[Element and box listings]
________________________
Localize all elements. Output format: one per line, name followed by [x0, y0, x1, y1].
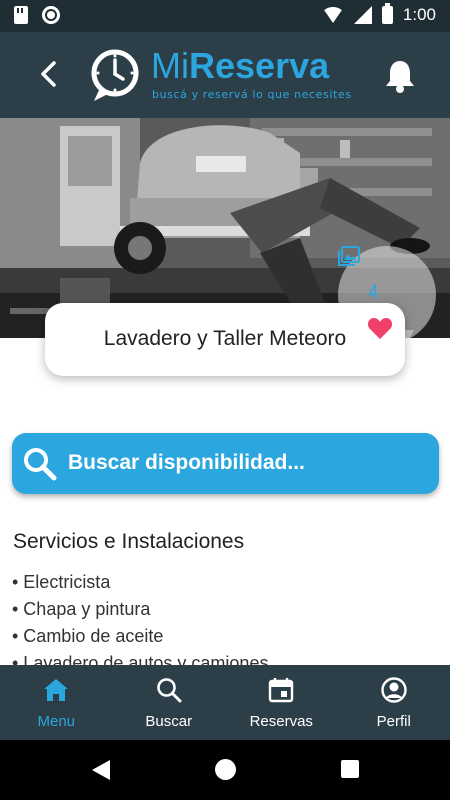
search-icon — [24, 448, 57, 481]
nav-item-menu[interactable]: Menu — [0, 665, 113, 740]
services-list: • Electricista • Chapa y pintura • Cambi… — [12, 569, 432, 665]
home-icon — [44, 679, 69, 701]
wifi-icon — [321, 7, 344, 23]
photo-count: 4 — [368, 282, 379, 303]
app-header: MiReserva buscá y reservá lo que necesit… — [0, 32, 450, 118]
logo-text: MiReserva — [151, 46, 329, 86]
notifications-button[interactable] — [384, 58, 416, 94]
heart-icon — [368, 318, 392, 339]
service-item: • Lavadero de autos y camiones — [12, 653, 269, 665]
gallery-icon — [338, 246, 360, 266]
system-nav-bar — [0, 740, 450, 800]
search-icon — [156, 678, 182, 703]
nav-label-buscar: Buscar — [145, 713, 193, 730]
signal-icon — [353, 6, 372, 24]
service-item: • Chapa y pintura — [12, 599, 151, 619]
status-time: 1:00 — [402, 5, 436, 24]
app-logo: MiReserva buscá y reservá lo que necesit… — [88, 44, 351, 108]
record-icon — [42, 6, 60, 24]
clock-logo-icon — [91, 49, 139, 101]
status-bar: 1:00 — [0, 0, 450, 32]
calendar-icon — [269, 678, 294, 703]
nav-label-menu: Menu — [37, 713, 76, 730]
nav-label-reservas: Reservas — [249, 713, 313, 730]
arrow-back-icon — [41, 61, 56, 87]
business-card: Lavadero y Taller Meteoro — [45, 303, 405, 376]
logo-text-reserva: Reserva — [189, 45, 330, 86]
sd-card-icon — [14, 6, 28, 24]
services-title: Servicios e Instalaciones — [13, 530, 245, 553]
nav-item-perfil[interactable]: Perfil — [338, 665, 450, 740]
search-availability-button[interactable]: Buscar disponibilidad... — [12, 433, 439, 494]
back-button[interactable] — [30, 54, 70, 94]
system-back-icon[interactable] — [90, 759, 112, 781]
logo-tagline: buscá y reservá lo que necesites — [152, 88, 352, 101]
service-item: • Electricista — [12, 572, 111, 592]
user-icon — [381, 677, 407, 703]
search-availability-label: Buscar disponibilidad... — [68, 451, 305, 474]
nav-item-reservas[interactable]: Reservas — [225, 665, 338, 740]
battery-icon — [381, 3, 393, 24]
bell-icon — [386, 61, 414, 93]
favorite-button[interactable] — [367, 316, 393, 340]
system-recents-icon[interactable] — [341, 760, 359, 778]
service-item: • Cambio de aceite — [12, 626, 164, 646]
bottom-nav: Menu Buscar Reservas Perfil — [0, 665, 450, 740]
logo-text-mi: Mi — [151, 45, 189, 86]
system-home-icon[interactable] — [215, 759, 236, 780]
business-name: Lavadero y Taller Meteoro — [103, 327, 347, 350]
nav-label-perfil: Perfil — [376, 713, 411, 730]
nav-item-buscar[interactable]: Buscar — [113, 665, 226, 740]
________________________
§ **What the task requires**
Find each line in the material that contains the string "item", matching case exactly, and copy those lines out in full.

§ **Solution to the exercise**
nav-item-menu[interactable]: Menu — [0, 665, 113, 740]
service-item: • Lavadero de autos y camiones — [12, 653, 269, 665]
service-item: • Chapa y pintura — [12, 599, 151, 619]
nav-item-perfil[interactable]: Perfil — [338, 665, 450, 740]
service-item: • Electricista — [12, 572, 111, 592]
nav-item-reservas[interactable]: Reservas — [225, 665, 338, 740]
service-item: • Cambio de aceite — [12, 626, 164, 646]
nav-item-buscar[interactable]: Buscar — [113, 665, 226, 740]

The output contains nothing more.